- _Recorded data_
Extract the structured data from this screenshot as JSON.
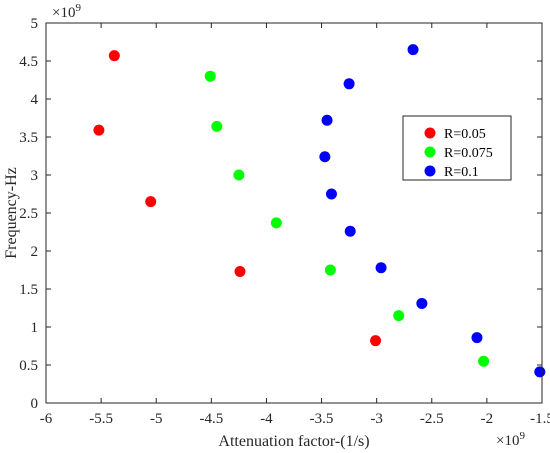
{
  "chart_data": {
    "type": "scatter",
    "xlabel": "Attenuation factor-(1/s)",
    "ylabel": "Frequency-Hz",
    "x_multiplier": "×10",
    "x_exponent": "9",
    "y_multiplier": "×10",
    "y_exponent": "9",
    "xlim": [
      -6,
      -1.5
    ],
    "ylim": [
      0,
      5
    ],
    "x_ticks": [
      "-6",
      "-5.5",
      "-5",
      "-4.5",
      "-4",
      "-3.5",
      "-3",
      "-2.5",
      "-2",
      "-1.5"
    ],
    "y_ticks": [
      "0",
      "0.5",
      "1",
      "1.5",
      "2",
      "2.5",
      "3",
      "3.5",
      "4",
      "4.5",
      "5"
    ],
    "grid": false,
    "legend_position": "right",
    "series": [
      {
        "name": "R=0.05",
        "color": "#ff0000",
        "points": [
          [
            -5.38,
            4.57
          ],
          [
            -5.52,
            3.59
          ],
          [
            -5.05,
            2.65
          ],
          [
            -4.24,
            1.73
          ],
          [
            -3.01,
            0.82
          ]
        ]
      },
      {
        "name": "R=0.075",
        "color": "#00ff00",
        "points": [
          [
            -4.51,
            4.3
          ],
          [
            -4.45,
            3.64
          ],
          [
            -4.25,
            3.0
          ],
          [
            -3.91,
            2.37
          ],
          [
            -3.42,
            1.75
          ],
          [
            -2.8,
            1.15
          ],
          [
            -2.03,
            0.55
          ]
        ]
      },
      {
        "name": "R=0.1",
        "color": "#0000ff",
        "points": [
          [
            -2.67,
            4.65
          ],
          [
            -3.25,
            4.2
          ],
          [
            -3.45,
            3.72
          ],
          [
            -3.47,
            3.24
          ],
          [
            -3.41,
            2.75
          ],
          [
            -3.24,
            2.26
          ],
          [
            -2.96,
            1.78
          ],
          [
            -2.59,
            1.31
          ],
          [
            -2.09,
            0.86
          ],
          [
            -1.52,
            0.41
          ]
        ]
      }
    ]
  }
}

- _Given request_
Go through the data and gather every line that holds "color".

- _Output_
        "color": "#ff0000",
        "color": "#00ff00",
        "color": "#0000ff",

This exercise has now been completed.